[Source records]
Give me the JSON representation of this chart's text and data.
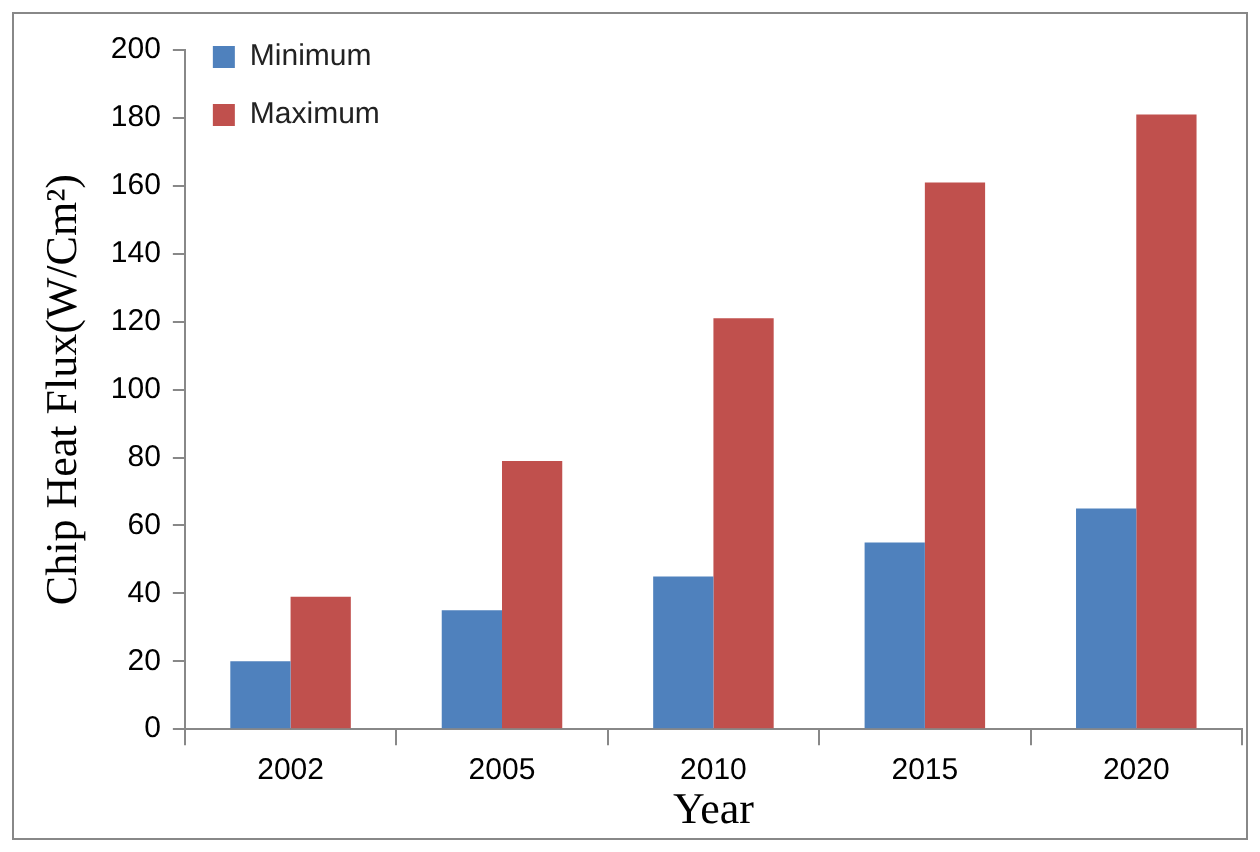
{
  "chart_data": {
    "type": "bar",
    "xlabel": "Year",
    "ylabel": "Chip Heat Flux(W/Cm²)",
    "categories": [
      "2002",
      "2005",
      "2010",
      "2015",
      "2020"
    ],
    "series": [
      {
        "name": "Minimum",
        "color": "#4f81bd",
        "values": [
          20,
          35,
          45,
          55,
          65
        ]
      },
      {
        "name": "Maximum",
        "color": "#c0504d",
        "values": [
          39,
          79,
          121,
          161,
          181
        ]
      }
    ],
    "ylim": [
      0,
      200
    ],
    "yticks": [
      0,
      20,
      40,
      60,
      80,
      100,
      120,
      140,
      160,
      180,
      200
    ],
    "grid": false,
    "legend": "top left"
  }
}
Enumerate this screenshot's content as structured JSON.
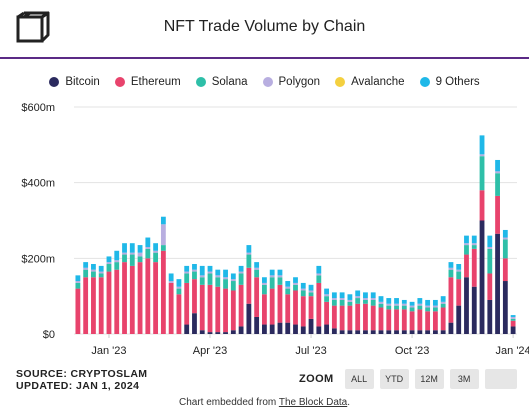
{
  "header": {
    "title": "NFT Trade Volume by Chain"
  },
  "footer": {
    "source": "SOURCE: CRYPTOSLAM",
    "updated": "UPDATED: JAN 1, 2024",
    "embed_prefix": "Chart embedded from ",
    "embed_link": "The Block Data",
    "embed_suffix": "."
  },
  "zoom": {
    "label": "ZOOM",
    "buttons": [
      "ALL",
      "YTD",
      "12M",
      "3M"
    ]
  },
  "chart_data": {
    "type": "bar",
    "stacked": true,
    "title": "NFT Trade Volume by Chain",
    "y_ticks": [
      "$0",
      "$200m",
      "$400m",
      "$600m"
    ],
    "ylim": [
      0,
      600
    ],
    "x_ticks": [
      {
        "label": "Jan '23",
        "index": 4
      },
      {
        "label": "Apr '23",
        "index": 17
      },
      {
        "label": "Jul '23",
        "index": 30
      },
      {
        "label": "Oct '23",
        "index": 43
      },
      {
        "label": "Jan '24",
        "index": 56
      }
    ],
    "grid": true,
    "legend_position": "top",
    "series": [
      {
        "name": "Bitcoin",
        "color": "#2b2a5e",
        "values": [
          0,
          0,
          0,
          0,
          0,
          0,
          0,
          0,
          0,
          0,
          0,
          0,
          0,
          0,
          25,
          55,
          10,
          5,
          5,
          5,
          10,
          20,
          80,
          45,
          25,
          25,
          30,
          30,
          25,
          20,
          40,
          20,
          25,
          15,
          10,
          10,
          10,
          10,
          10,
          10,
          10,
          10,
          10,
          10,
          10,
          10,
          10,
          10,
          30,
          75,
          150,
          125,
          300,
          90,
          265,
          140,
          20
        ]
      },
      {
        "name": "Ethereum",
        "color": "#e8436c",
        "values": [
          120,
          150,
          150,
          150,
          165,
          170,
          190,
          180,
          190,
          200,
          190,
          220,
          135,
          105,
          110,
          90,
          120,
          125,
          120,
          115,
          105,
          110,
          95,
          105,
          80,
          95,
          100,
          75,
          90,
          80,
          60,
          115,
          60,
          60,
          65,
          65,
          70,
          70,
          65,
          60,
          55,
          55,
          55,
          50,
          55,
          50,
          50,
          60,
          120,
          70,
          60,
          100,
          80,
          70,
          100,
          60,
          15
        ]
      },
      {
        "name": "Solana",
        "color": "#2ebfa8",
        "values": [
          15,
          20,
          15,
          10,
          20,
          20,
          20,
          30,
          15,
          25,
          25,
          15,
          0,
          15,
          25,
          20,
          20,
          30,
          25,
          25,
          25,
          30,
          35,
          20,
          25,
          30,
          20,
          15,
          15,
          15,
          10,
          20,
          15,
          15,
          15,
          10,
          15,
          10,
          15,
          10,
          10,
          10,
          10,
          10,
          10,
          10,
          10,
          10,
          20,
          20,
          25,
          10,
          90,
          65,
          60,
          50,
          5
        ]
      },
      {
        "name": "Polygon",
        "color": "#b8aee0",
        "values": [
          5,
          5,
          5,
          5,
          5,
          5,
          5,
          5,
          10,
          5,
          5,
          55,
          5,
          5,
          5,
          5,
          5,
          5,
          5,
          5,
          5,
          5,
          5,
          5,
          5,
          5,
          5,
          5,
          5,
          5,
          5,
          5,
          5,
          5,
          5,
          5,
          5,
          5,
          5,
          5,
          5,
          5,
          5,
          5,
          5,
          5,
          5,
          5,
          5,
          5,
          5,
          5,
          5,
          5,
          5,
          5,
          5
        ]
      },
      {
        "name": "Avalanche",
        "color": "#f4d03f",
        "values": [
          0,
          0,
          0,
          0,
          0,
          0,
          0,
          0,
          0,
          0,
          0,
          0,
          0,
          0,
          0,
          0,
          0,
          0,
          0,
          0,
          0,
          0,
          0,
          0,
          0,
          0,
          0,
          0,
          0,
          0,
          0,
          0,
          0,
          0,
          0,
          0,
          0,
          0,
          0,
          0,
          0,
          0,
          0,
          0,
          0,
          0,
          0,
          0,
          0,
          0,
          0,
          0,
          0,
          0,
          0,
          0,
          0
        ]
      },
      {
        "name": "9 Others",
        "color": "#1fb8e8",
        "values": [
          15,
          15,
          15,
          15,
          15,
          25,
          25,
          25,
          20,
          25,
          20,
          20,
          20,
          20,
          15,
          15,
          25,
          15,
          15,
          20,
          15,
          15,
          20,
          15,
          15,
          15,
          15,
          15,
          15,
          15,
          15,
          20,
          15,
          15,
          15,
          15,
          15,
          15,
          15,
          15,
          15,
          15,
          10,
          10,
          15,
          15,
          15,
          15,
          15,
          15,
          20,
          20,
          50,
          30,
          30,
          20,
          5
        ]
      }
    ]
  }
}
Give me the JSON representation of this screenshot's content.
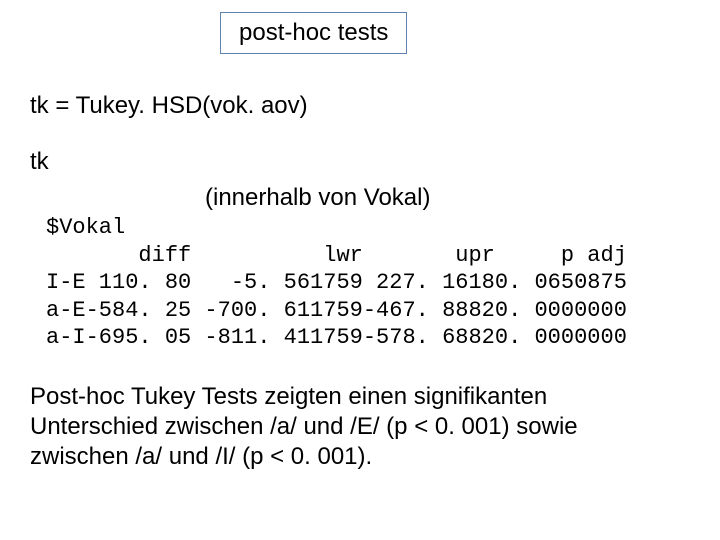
{
  "title": "post-hoc tests",
  "code_line": "tk = Tukey. HSD(vok. aov)",
  "tk_line": "tk",
  "inner_label": "(innerhalb von Vokal)",
  "factor_name": "$Vokal",
  "table": {
    "columns": [
      "",
      "diff",
      "lwr",
      "upr",
      "p adj"
    ],
    "rows": [
      [
        "I-E",
        "110. 80",
        "-5. 561759",
        "227. 1618",
        "0. 0650875"
      ],
      [
        "a-E",
        "-584. 25",
        "-700. 611759",
        "-467. 8882",
        "0. 0000000"
      ],
      [
        "a-I",
        "-695. 05",
        "-811. 411759",
        "-578. 6882",
        "0. 0000000"
      ]
    ]
  },
  "paragraph": "Post-hoc Tukey Tests zeigten einen signifikanten Unterschied zwischen /a/ und /E/ (p < 0. 001) sowie zwischen /a/ und /I/ (p < 0. 001).",
  "colors": {
    "background": "#ffffff",
    "text": "#000000",
    "box_border": "#6080b0"
  }
}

▶ _Given exercise_: Using the listing above, list every line in which the string "content" occurs.

▶ _Written answer_:
Enumerate this screenshot's content as structured JSON.
Give me the JSON representation of this screenshot's content.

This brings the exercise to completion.